WORK INSTRUCTIONS: Below are entries to be transcribed exactly; exclude the pictures from the copy.

>> Begin DATA LINES

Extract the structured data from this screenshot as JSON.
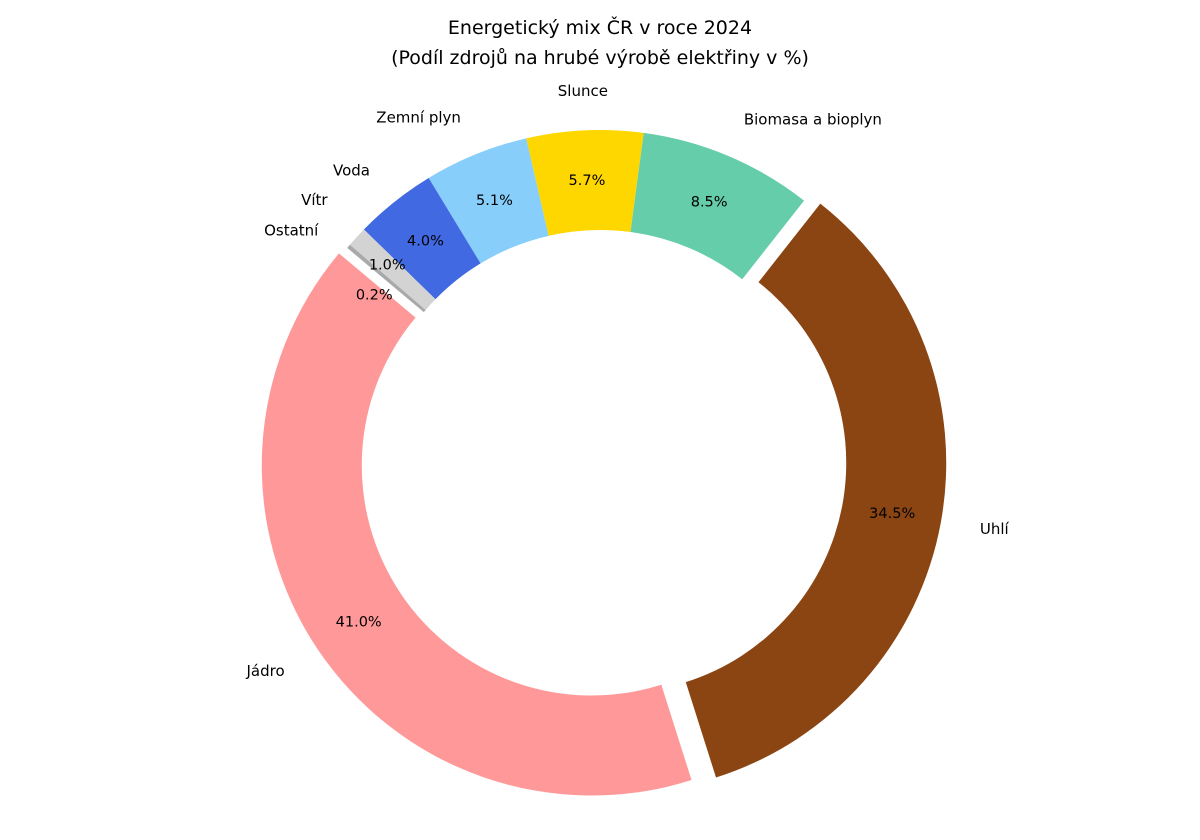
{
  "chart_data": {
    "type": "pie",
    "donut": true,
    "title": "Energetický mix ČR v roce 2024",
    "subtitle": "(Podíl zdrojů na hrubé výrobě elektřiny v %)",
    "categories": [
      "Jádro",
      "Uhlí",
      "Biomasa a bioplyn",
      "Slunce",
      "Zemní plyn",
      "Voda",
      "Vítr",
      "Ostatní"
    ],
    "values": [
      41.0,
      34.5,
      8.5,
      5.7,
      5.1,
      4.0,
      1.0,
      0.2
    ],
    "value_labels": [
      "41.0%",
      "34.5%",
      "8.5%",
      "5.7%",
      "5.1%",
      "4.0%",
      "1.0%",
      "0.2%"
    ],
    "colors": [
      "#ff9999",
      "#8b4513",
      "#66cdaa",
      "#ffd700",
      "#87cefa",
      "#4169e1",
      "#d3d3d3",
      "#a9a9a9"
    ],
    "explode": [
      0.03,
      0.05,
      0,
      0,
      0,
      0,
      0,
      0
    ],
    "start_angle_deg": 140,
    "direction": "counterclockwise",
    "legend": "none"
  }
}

>> End DATA LINES

RESULT OF THIS EXERCISE:
Extract the structured data from this screenshot as JSON.
{
  "chart_data": {
    "type": "pie",
    "donut": true,
    "title": "Energetický mix ČR v roce 2024",
    "subtitle": "(Podíl zdrojů na hrubé výrobě elektřiny v %)",
    "categories": [
      "Jádro",
      "Uhlí",
      "Biomasa a bioplyn",
      "Slunce",
      "Zemní plyn",
      "Voda",
      "Vítr",
      "Ostatní"
    ],
    "values": [
      41.0,
      34.5,
      8.5,
      5.7,
      5.1,
      4.0,
      1.0,
      0.2
    ],
    "value_labels": [
      "41.0%",
      "34.5%",
      "8.5%",
      "5.7%",
      "5.1%",
      "4.0%",
      "1.0%",
      "0.2%"
    ],
    "colors": [
      "#ff9999",
      "#8b4513",
      "#66cdaa",
      "#ffd700",
      "#87cefa",
      "#4169e1",
      "#d3d3d3",
      "#a9a9a9"
    ],
    "explode": [
      0.03,
      0.05,
      0,
      0,
      0,
      0,
      0,
      0
    ],
    "start_angle_deg": 140,
    "direction": "counterclockwise",
    "legend": "none"
  }
}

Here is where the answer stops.